● Challenge 1:
According to the session description, how many partnering universities does the Dallas Transfer Collaborative have?
● Challenge 2:
List every audience group that the session description names as ideal for this session.
● Challenge 3:
Rewrite the session description starting at the words "Takeaways: Participants will" and stopping after "robust evaluation plan.", renaming "meta major" to "academic focus area" throughout.

● Passage provided:
★ ★ ★ ★
Audience: This session is ideal for institutional leaders, transfer and advising professionals, state and regional policymakers, and institutional research staff.
Takeaways: Participants will learn how to use long-term, disaggregated data to understand transfer student outcomes and identify equity gaps, gain a model for building a regional transfer collaborative, and walk away with actionable strategies for transfer advising.
Implementation: The Dallas Transfer Collaborative is currently entering its second year of implementation, with three partnering universities and meta major pathways in business, health, and education already in place. This year, the initiative will bring in additional partners (including high schools offering dual credit), add a STEM/IT meta major, and develop a robust evaluation plan.
Data: The presentation will include a longitudinal study of transfer students, focused on cohorts of students who transferred between 2009-2012 and their outcomes up to 2022; the work was supported by the Institute for Higher Education Policy and Coleridge Initiative.
The Journey to Completing College Starts in High School
- Laura Moore, Chief Higher Ed Officer (National Education Equity Lab)
- Andrea Lewis, Director of Student Success Program, Associate Professor (Spelman College)
- Maya Reyes, Student (Spelman College)
★ ★ ★ ★
● Records shown:

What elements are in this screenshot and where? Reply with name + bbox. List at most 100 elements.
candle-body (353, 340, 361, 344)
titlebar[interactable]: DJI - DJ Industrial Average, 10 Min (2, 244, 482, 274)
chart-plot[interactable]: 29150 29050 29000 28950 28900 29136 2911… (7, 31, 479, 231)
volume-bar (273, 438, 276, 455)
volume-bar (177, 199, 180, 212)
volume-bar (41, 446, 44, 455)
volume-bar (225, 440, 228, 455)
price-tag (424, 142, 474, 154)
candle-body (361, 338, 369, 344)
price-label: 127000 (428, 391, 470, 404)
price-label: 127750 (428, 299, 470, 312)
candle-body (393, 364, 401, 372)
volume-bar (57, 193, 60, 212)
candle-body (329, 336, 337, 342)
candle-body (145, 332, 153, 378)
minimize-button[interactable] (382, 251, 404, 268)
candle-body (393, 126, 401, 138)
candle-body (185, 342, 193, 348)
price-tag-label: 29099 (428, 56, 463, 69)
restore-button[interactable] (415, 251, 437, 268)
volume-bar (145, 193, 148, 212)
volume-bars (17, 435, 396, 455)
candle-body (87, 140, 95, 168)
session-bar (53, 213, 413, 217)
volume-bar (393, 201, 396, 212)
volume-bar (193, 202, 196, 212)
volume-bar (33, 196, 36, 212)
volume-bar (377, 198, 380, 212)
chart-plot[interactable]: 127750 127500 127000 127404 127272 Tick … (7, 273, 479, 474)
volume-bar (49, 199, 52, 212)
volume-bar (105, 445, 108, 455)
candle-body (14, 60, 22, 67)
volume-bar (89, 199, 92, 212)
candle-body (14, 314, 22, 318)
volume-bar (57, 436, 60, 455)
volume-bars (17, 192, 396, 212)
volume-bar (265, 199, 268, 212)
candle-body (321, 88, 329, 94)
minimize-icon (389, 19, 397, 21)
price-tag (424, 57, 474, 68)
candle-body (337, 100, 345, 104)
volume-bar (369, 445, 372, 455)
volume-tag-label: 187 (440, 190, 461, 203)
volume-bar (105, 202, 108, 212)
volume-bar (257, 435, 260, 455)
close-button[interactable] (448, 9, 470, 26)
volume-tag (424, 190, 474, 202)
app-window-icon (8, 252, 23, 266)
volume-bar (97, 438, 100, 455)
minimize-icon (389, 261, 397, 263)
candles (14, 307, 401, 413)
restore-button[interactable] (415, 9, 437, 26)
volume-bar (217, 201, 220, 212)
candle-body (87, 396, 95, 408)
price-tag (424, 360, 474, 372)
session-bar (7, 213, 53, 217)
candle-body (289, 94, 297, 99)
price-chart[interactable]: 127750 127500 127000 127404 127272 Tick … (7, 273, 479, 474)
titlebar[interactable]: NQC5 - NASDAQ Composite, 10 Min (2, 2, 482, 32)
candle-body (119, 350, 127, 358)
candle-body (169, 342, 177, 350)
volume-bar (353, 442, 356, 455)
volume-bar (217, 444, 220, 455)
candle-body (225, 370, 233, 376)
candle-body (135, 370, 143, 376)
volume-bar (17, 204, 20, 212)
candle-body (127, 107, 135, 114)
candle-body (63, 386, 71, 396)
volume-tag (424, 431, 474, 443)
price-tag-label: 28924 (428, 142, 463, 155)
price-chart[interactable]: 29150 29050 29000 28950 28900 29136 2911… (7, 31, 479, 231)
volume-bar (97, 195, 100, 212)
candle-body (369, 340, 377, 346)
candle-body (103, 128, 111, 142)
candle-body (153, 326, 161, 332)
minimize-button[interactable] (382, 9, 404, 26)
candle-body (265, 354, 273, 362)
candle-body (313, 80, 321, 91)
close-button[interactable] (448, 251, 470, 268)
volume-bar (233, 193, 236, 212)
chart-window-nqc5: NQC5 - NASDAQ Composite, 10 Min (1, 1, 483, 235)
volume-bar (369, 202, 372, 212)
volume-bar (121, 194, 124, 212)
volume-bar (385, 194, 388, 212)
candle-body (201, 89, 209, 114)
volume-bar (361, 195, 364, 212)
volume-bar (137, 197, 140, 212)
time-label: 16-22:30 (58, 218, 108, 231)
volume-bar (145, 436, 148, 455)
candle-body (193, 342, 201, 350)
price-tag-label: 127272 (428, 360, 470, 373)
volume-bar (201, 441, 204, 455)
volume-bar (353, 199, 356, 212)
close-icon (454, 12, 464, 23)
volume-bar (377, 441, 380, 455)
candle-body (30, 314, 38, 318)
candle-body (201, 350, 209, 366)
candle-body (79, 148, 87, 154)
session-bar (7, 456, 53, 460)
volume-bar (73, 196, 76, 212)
★ ★ ★ ★
● Full answer 1:
Three

● Full answer 2:
- Institutional leaders
- Transfer and advising professionals
- State and regional policymakers
- Institutional research staff

● Full answer 3:
Takeaways: Participants will learn how to use long-term, disaggregated data to understand transfer student outcomes and identify equity gaps, gain a model for building a regional transfer collaborative, and walk away with actionable strategies for transfer advising.
Implementation: The Dallas Transfer Collaborative is currently entering its second year of implementation, with three partnering universities and academic focus area pathways in business, health, and education already in place. This year, the initiative will bring in additional partners (including high schools offering dual credit), add a STEM/IT academic focus area, and develop a robust evaluation plan.